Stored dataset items
————————

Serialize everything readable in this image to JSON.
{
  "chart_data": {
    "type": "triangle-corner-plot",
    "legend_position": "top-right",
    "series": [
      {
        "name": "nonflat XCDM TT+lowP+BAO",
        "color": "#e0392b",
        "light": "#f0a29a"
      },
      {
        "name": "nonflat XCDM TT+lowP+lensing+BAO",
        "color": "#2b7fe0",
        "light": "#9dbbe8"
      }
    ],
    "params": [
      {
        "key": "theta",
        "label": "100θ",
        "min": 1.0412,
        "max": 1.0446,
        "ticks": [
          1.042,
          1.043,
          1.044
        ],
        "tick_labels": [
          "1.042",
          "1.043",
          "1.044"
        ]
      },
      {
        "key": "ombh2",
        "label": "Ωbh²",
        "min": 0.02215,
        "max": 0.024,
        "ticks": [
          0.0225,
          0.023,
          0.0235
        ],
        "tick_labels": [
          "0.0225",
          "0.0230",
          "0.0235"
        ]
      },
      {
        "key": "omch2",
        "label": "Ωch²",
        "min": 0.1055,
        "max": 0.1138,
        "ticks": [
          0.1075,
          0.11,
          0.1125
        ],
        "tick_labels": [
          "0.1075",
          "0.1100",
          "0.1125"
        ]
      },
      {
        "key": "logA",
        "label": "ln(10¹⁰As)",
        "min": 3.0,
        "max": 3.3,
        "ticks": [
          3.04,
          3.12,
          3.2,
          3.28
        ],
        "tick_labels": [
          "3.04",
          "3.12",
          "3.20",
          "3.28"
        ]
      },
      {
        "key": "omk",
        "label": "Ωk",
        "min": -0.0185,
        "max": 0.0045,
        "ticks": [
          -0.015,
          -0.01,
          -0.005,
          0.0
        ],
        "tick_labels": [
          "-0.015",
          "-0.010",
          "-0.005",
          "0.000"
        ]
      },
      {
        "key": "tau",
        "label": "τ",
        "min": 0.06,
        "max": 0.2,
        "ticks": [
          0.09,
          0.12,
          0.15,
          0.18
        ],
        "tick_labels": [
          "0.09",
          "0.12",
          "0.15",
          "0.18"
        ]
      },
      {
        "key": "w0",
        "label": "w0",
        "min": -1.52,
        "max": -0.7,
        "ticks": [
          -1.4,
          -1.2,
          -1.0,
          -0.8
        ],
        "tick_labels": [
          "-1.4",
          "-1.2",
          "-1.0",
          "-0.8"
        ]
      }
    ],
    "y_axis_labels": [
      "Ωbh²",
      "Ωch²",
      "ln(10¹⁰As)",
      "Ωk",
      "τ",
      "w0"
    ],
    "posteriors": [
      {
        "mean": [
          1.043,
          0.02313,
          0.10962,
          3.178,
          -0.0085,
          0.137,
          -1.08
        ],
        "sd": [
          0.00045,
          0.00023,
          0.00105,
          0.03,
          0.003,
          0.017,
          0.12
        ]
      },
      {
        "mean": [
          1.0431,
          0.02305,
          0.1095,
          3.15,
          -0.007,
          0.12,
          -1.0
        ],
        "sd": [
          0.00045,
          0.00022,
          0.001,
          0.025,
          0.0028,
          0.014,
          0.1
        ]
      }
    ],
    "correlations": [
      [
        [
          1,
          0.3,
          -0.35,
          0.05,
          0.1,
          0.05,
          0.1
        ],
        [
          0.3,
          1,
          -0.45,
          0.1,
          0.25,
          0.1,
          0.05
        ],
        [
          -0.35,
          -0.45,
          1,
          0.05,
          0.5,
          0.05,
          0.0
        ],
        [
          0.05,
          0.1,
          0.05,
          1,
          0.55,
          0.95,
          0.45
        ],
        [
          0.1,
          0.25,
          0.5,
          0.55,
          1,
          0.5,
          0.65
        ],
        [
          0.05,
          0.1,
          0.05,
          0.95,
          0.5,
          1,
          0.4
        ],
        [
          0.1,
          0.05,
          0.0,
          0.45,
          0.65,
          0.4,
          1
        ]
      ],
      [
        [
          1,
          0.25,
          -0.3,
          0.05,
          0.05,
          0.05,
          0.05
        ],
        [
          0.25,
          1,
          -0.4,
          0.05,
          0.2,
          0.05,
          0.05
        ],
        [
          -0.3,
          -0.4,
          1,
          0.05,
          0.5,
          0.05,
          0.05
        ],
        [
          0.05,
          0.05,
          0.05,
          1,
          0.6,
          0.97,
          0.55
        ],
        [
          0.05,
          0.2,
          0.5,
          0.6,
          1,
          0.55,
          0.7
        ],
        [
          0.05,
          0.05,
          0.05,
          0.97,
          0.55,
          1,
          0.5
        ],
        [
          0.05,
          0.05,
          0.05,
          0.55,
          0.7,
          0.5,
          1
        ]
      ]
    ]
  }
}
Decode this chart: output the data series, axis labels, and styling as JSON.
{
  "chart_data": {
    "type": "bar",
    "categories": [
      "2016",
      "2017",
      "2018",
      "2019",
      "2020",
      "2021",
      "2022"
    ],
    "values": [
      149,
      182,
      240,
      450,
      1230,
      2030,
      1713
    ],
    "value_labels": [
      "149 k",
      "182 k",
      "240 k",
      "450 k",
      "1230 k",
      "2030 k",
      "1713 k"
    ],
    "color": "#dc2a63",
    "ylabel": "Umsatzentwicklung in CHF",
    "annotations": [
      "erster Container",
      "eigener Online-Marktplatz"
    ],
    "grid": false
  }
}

————————

» Task description
Set down the entries above again, word for word.

» Solution to this task
Serialize everything readable in this image to JSON.
{
  "chart_data": {
    "type": "triangle-corner-plot",
    "legend_position": "top-right",
    "series": [
      {
        "name": "nonflat XCDM TT+lowP+BAO",
        "color": "#e0392b",
        "light": "#f0a29a"
      },
      {
        "name": "nonflat XCDM TT+lowP+lensing+BAO",
        "color": "#2b7fe0",
        "light": "#9dbbe8"
      }
    ],
    "params": [
      {
        "key": "theta",
        "label": "100θ",
        "min": 1.0412,
        "max": 1.0446,
        "ticks": [
          1.042,
          1.043,
          1.044
        ],
        "tick_labels": [
          "1.042",
          "1.043",
          "1.044"
        ]
      },
      {
        "key": "ombh2",
        "label": "Ωbh²",
        "min": 0.02215,
        "max": 0.024,
        "ticks": [
          0.0225,
          0.023,
          0.0235
        ],
        "tick_labels": [
          "0.0225",
          "0.0230",
          "0.0235"
        ]
      },
      {
        "key": "omch2",
        "label": "Ωch²",
        "min": 0.1055,
        "max": 0.1138,
        "ticks": [
          0.1075,
          0.11,
          0.1125
        ],
        "tick_labels": [
          "0.1075",
          "0.1100",
          "0.1125"
        ]
      },
      {
        "key": "logA",
        "label": "ln(10¹⁰As)",
        "min": 3.0,
        "max": 3.3,
        "ticks": [
          3.04,
          3.12,
          3.2,
          3.28
        ],
        "tick_labels": [
          "3.04",
          "3.12",
          "3.20",
          "3.28"
        ]
      },
      {
        "key": "omk",
        "label": "Ωk",
        "min": -0.0185,
        "max": 0.0045,
        "ticks": [
          -0.015,
          -0.01,
          -0.005,
          0.0
        ],
        "tick_labels": [
          "-0.015",
          "-0.010",
          "-0.005",
          "0.000"
        ]
      },
      {
        "key": "tau",
        "label": "τ",
        "min": 0.06,
        "max": 0.2,
        "ticks": [
          0.09,
          0.12,
          0.15,
          0.18
        ],
        "tick_labels": [
          "0.09",
          "0.12",
          "0.15",
          "0.18"
        ]
      },
      {
        "key": "w0",
        "label": "w0",
        "min": -1.52,
        "max": -0.7,
        "ticks": [
          -1.4,
          -1.2,
          -1.0,
          -0.8
        ],
        "tick_labels": [
          "-1.4",
          "-1.2",
          "-1.0",
          "-0.8"
        ]
      }
    ],
    "y_axis_labels": [
      "Ωbh²",
      "Ωch²",
      "ln(10¹⁰As)",
      "Ωk",
      "τ",
      "w0"
    ],
    "posteriors": [
      {
        "mean": [
          1.043,
          0.02313,
          0.10962,
          3.178,
          -0.0085,
          0.137,
          -1.08
        ],
        "sd": [
          0.00045,
          0.00023,
          0.00105,
          0.03,
          0.003,
          0.017,
          0.12
        ]
      },
      {
        "mean": [
          1.0431,
          0.02305,
          0.1095,
          3.15,
          -0.007,
          0.12,
          -1.0
        ],
        "sd": [
          0.00045,
          0.00022,
          0.001,
          0.025,
          0.0028,
          0.014,
          0.1
        ]
      }
    ],
    "correlations": [
      [
        [
          1,
          0.3,
          -0.35,
          0.05,
          0.1,
          0.05,
          0.1
        ],
        [
          0.3,
          1,
          -0.45,
          0.1,
          0.25,
          0.1,
          0.05
        ],
        [
          -0.35,
          -0.45,
          1,
          0.05,
          0.5,
          0.05,
          0.0
        ],
        [
          0.05,
          0.1,
          0.05,
          1,
          0.55,
          0.95,
          0.45
        ],
        [
          0.1,
          0.25,
          0.5,
          0.55,
          1,
          0.5,
          0.65
        ],
        [
          0.05,
          0.1,
          0.05,
          0.95,
          0.5,
          1,
          0.4
        ],
        [
          0.1,
          0.05,
          0.0,
          0.45,
          0.65,
          0.4,
          1
        ]
      ],
      [
        [
          1,
          0.25,
          -0.3,
          0.05,
          0.05,
          0.05,
          0.05
        ],
        [
          0.25,
          1,
          -0.4,
          0.05,
          0.2,
          0.05,
          0.05
        ],
        [
          -0.3,
          -0.4,
          1,
          0.05,
          0.5,
          0.05,
          0.05
        ],
        [
          0.05,
          0.05,
          0.05,
          1,
          0.6,
          0.97,
          0.55
        ],
        [
          0.05,
          0.2,
          0.5,
          0.6,
          1,
          0.55,
          0.7
        ],
        [
          0.05,
          0.05,
          0.05,
          0.97,
          0.55,
          1,
          0.5
        ],
        [
          0.05,
          0.05,
          0.05,
          0.55,
          0.7,
          0.5,
          1
        ]
      ]
    ]
  }
}
Decode this chart: output the data series, axis labels, and styling as JSON.
{
  "chart_data": {
    "type": "bar",
    "categories": [
      "2016",
      "2017",
      "2018",
      "2019",
      "2020",
      "2021",
      "2022"
    ],
    "values": [
      149,
      182,
      240,
      450,
      1230,
      2030,
      1713
    ],
    "value_labels": [
      "149 k",
      "182 k",
      "240 k",
      "450 k",
      "1230 k",
      "2030 k",
      "1713 k"
    ],
    "color": "#dc2a63",
    "ylabel": "Umsatzentwicklung in CHF",
    "annotations": [
      "erster Container",
      "eigener Online-Marktplatz"
    ],
    "grid": false
  }
}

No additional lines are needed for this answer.